### DATA IN THIS EXERCISE:
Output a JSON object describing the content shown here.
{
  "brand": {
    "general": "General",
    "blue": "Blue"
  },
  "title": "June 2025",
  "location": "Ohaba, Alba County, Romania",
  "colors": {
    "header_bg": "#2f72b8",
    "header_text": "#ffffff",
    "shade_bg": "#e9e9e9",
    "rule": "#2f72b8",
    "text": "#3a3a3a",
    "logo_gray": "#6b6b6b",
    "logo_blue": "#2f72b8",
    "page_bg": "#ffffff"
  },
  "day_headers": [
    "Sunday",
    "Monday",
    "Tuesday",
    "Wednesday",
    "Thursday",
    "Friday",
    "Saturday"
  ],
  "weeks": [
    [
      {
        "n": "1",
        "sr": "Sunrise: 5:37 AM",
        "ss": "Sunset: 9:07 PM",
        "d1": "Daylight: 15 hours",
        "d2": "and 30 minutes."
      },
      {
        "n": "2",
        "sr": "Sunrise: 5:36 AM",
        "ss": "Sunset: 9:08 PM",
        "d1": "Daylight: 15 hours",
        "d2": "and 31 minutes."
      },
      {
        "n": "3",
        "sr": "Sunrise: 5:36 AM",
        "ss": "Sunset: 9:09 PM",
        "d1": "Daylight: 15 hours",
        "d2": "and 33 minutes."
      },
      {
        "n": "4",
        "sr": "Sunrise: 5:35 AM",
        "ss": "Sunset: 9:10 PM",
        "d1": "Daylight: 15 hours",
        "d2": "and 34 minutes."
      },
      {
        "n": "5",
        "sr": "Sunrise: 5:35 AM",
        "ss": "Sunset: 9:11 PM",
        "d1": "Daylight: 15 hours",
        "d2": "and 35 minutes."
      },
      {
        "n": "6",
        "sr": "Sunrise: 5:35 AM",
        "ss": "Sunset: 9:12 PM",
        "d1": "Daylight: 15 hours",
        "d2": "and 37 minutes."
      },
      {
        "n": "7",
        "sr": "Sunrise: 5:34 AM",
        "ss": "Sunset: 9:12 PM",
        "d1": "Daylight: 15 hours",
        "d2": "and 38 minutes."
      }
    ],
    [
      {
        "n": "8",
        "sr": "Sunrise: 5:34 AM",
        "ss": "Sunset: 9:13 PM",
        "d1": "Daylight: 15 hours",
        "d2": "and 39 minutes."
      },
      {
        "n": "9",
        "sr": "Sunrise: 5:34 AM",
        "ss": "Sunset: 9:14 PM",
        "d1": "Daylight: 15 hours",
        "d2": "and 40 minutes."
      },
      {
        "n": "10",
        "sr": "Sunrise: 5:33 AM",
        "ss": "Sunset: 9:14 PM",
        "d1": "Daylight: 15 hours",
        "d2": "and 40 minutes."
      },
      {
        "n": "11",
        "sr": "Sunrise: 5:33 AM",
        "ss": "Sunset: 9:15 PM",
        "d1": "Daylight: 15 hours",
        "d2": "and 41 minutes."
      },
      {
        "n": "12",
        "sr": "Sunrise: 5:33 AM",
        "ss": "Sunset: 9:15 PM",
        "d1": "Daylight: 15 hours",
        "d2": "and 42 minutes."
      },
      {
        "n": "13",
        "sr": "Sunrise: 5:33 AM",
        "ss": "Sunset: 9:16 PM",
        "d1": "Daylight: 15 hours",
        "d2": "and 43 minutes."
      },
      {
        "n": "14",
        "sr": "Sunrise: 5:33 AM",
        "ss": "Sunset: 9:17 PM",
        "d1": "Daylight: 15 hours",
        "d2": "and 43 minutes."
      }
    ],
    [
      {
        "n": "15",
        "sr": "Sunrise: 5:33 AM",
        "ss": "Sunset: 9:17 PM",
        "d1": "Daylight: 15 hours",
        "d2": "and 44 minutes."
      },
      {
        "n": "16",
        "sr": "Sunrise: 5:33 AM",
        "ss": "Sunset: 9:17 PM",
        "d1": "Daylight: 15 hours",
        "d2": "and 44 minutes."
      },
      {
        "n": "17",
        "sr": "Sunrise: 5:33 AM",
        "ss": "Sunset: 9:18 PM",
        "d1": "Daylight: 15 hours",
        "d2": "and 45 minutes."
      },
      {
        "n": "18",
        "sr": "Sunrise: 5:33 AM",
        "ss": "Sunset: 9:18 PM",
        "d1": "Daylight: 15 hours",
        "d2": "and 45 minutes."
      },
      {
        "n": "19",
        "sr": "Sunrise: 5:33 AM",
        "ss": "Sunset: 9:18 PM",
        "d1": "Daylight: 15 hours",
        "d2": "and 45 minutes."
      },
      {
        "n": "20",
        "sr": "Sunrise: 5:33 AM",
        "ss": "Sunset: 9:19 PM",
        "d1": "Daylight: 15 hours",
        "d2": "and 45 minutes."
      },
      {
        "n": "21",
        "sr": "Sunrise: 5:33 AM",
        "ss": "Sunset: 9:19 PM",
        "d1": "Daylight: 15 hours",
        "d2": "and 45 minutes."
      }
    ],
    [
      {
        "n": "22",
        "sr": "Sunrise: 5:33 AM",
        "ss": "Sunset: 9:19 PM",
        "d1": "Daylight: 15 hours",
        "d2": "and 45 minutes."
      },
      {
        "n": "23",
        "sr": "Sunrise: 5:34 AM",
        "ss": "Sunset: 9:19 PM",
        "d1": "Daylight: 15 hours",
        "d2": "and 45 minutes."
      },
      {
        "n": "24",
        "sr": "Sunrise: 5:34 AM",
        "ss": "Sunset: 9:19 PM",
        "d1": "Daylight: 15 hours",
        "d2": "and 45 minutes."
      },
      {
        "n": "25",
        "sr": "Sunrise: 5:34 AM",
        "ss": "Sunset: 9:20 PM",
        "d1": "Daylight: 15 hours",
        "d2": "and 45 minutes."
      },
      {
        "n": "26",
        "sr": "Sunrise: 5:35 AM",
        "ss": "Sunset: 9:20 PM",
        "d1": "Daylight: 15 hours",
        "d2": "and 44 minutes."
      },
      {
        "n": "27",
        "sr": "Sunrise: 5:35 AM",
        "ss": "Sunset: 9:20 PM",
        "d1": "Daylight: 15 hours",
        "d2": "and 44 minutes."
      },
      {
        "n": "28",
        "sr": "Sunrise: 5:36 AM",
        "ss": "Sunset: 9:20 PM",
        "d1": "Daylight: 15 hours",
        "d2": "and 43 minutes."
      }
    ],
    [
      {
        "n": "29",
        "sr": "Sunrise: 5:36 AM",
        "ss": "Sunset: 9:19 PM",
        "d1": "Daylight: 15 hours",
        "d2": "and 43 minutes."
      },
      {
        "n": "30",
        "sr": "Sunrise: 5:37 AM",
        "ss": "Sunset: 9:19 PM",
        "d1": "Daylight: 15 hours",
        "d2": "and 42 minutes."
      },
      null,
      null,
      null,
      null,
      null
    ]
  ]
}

### GIVEN PROBLEM:
Repeat every line of the data, exactly and in full.

### EXERCISE SOLUTION:
Output a JSON object describing the content shown here.
{
  "brand": {
    "general": "General",
    "blue": "Blue"
  },
  "title": "June 2025",
  "location": "Ohaba, Alba County, Romania",
  "colors": {
    "header_bg": "#2f72b8",
    "header_text": "#ffffff",
    "shade_bg": "#e9e9e9",
    "rule": "#2f72b8",
    "text": "#3a3a3a",
    "logo_gray": "#6b6b6b",
    "logo_blue": "#2f72b8",
    "page_bg": "#ffffff"
  },
  "day_headers": [
    "Sunday",
    "Monday",
    "Tuesday",
    "Wednesday",
    "Thursday",
    "Friday",
    "Saturday"
  ],
  "weeks": [
    [
      {
        "n": "1",
        "sr": "Sunrise: 5:37 AM",
        "ss": "Sunset: 9:07 PM",
        "d1": "Daylight: 15 hours",
        "d2": "and 30 minutes."
      },
      {
        "n": "2",
        "sr": "Sunrise: 5:36 AM",
        "ss": "Sunset: 9:08 PM",
        "d1": "Daylight: 15 hours",
        "d2": "and 31 minutes."
      },
      {
        "n": "3",
        "sr": "Sunrise: 5:36 AM",
        "ss": "Sunset: 9:09 PM",
        "d1": "Daylight: 15 hours",
        "d2": "and 33 minutes."
      },
      {
        "n": "4",
        "sr": "Sunrise: 5:35 AM",
        "ss": "Sunset: 9:10 PM",
        "d1": "Daylight: 15 hours",
        "d2": "and 34 minutes."
      },
      {
        "n": "5",
        "sr": "Sunrise: 5:35 AM",
        "ss": "Sunset: 9:11 PM",
        "d1": "Daylight: 15 hours",
        "d2": "and 35 minutes."
      },
      {
        "n": "6",
        "sr": "Sunrise: 5:35 AM",
        "ss": "Sunset: 9:12 PM",
        "d1": "Daylight: 15 hours",
        "d2": "and 37 minutes."
      },
      {
        "n": "7",
        "sr": "Sunrise: 5:34 AM",
        "ss": "Sunset: 9:12 PM",
        "d1": "Daylight: 15 hours",
        "d2": "and 38 minutes."
      }
    ],
    [
      {
        "n": "8",
        "sr": "Sunrise: 5:34 AM",
        "ss": "Sunset: 9:13 PM",
        "d1": "Daylight: 15 hours",
        "d2": "and 39 minutes."
      },
      {
        "n": "9",
        "sr": "Sunrise: 5:34 AM",
        "ss": "Sunset: 9:14 PM",
        "d1": "Daylight: 15 hours",
        "d2": "and 40 minutes."
      },
      {
        "n": "10",
        "sr": "Sunrise: 5:33 AM",
        "ss": "Sunset: 9:14 PM",
        "d1": "Daylight: 15 hours",
        "d2": "and 40 minutes."
      },
      {
        "n": "11",
        "sr": "Sunrise: 5:33 AM",
        "ss": "Sunset: 9:15 PM",
        "d1": "Daylight: 15 hours",
        "d2": "and 41 minutes."
      },
      {
        "n": "12",
        "sr": "Sunrise: 5:33 AM",
        "ss": "Sunset: 9:15 PM",
        "d1": "Daylight: 15 hours",
        "d2": "and 42 minutes."
      },
      {
        "n": "13",
        "sr": "Sunrise: 5:33 AM",
        "ss": "Sunset: 9:16 PM",
        "d1": "Daylight: 15 hours",
        "d2": "and 43 minutes."
      },
      {
        "n": "14",
        "sr": "Sunrise: 5:33 AM",
        "ss": "Sunset: 9:17 PM",
        "d1": "Daylight: 15 hours",
        "d2": "and 43 minutes."
      }
    ],
    [
      {
        "n": "15",
        "sr": "Sunrise: 5:33 AM",
        "ss": "Sunset: 9:17 PM",
        "d1": "Daylight: 15 hours",
        "d2": "and 44 minutes."
      },
      {
        "n": "16",
        "sr": "Sunrise: 5:33 AM",
        "ss": "Sunset: 9:17 PM",
        "d1": "Daylight: 15 hours",
        "d2": "and 44 minutes."
      },
      {
        "n": "17",
        "sr": "Sunrise: 5:33 AM",
        "ss": "Sunset: 9:18 PM",
        "d1": "Daylight: 15 hours",
        "d2": "and 45 minutes."
      },
      {
        "n": "18",
        "sr": "Sunrise: 5:33 AM",
        "ss": "Sunset: 9:18 PM",
        "d1": "Daylight: 15 hours",
        "d2": "and 45 minutes."
      },
      {
        "n": "19",
        "sr": "Sunrise: 5:33 AM",
        "ss": "Sunset: 9:18 PM",
        "d1": "Daylight: 15 hours",
        "d2": "and 45 minutes."
      },
      {
        "n": "20",
        "sr": "Sunrise: 5:33 AM",
        "ss": "Sunset: 9:19 PM",
        "d1": "Daylight: 15 hours",
        "d2": "and 45 minutes."
      },
      {
        "n": "21",
        "sr": "Sunrise: 5:33 AM",
        "ss": "Sunset: 9:19 PM",
        "d1": "Daylight: 15 hours",
        "d2": "and 45 minutes."
      }
    ],
    [
      {
        "n": "22",
        "sr": "Sunrise: 5:33 AM",
        "ss": "Sunset: 9:19 PM",
        "d1": "Daylight: 15 hours",
        "d2": "and 45 minutes."
      },
      {
        "n": "23",
        "sr": "Sunrise: 5:34 AM",
        "ss": "Sunset: 9:19 PM",
        "d1": "Daylight: 15 hours",
        "d2": "and 45 minutes."
      },
      {
        "n": "24",
        "sr": "Sunrise: 5:34 AM",
        "ss": "Sunset: 9:19 PM",
        "d1": "Daylight: 15 hours",
        "d2": "and 45 minutes."
      },
      {
        "n": "25",
        "sr": "Sunrise: 5:34 AM",
        "ss": "Sunset: 9:20 PM",
        "d1": "Daylight: 15 hours",
        "d2": "and 45 minutes."
      },
      {
        "n": "26",
        "sr": "Sunrise: 5:35 AM",
        "ss": "Sunset: 9:20 PM",
        "d1": "Daylight: 15 hours",
        "d2": "and 44 minutes."
      },
      {
        "n": "27",
        "sr": "Sunrise: 5:35 AM",
        "ss": "Sunset: 9:20 PM",
        "d1": "Daylight: 15 hours",
        "d2": "and 44 minutes."
      },
      {
        "n": "28",
        "sr": "Sunrise: 5:36 AM",
        "ss": "Sunset: 9:20 PM",
        "d1": "Daylight: 15 hours",
        "d2": "and 43 minutes."
      }
    ],
    [
      {
        "n": "29",
        "sr": "Sunrise: 5:36 AM",
        "ss": "Sunset: 9:19 PM",
        "d1": "Daylight: 15 hours",
        "d2": "and 43 minutes."
      },
      {
        "n": "30",
        "sr": "Sunrise: 5:37 AM",
        "ss": "Sunset: 9:19 PM",
        "d1": "Daylight: 15 hours",
        "d2": "and 42 minutes."
      },
      null,
      null,
      null,
      null,
      null
    ]
  ]
}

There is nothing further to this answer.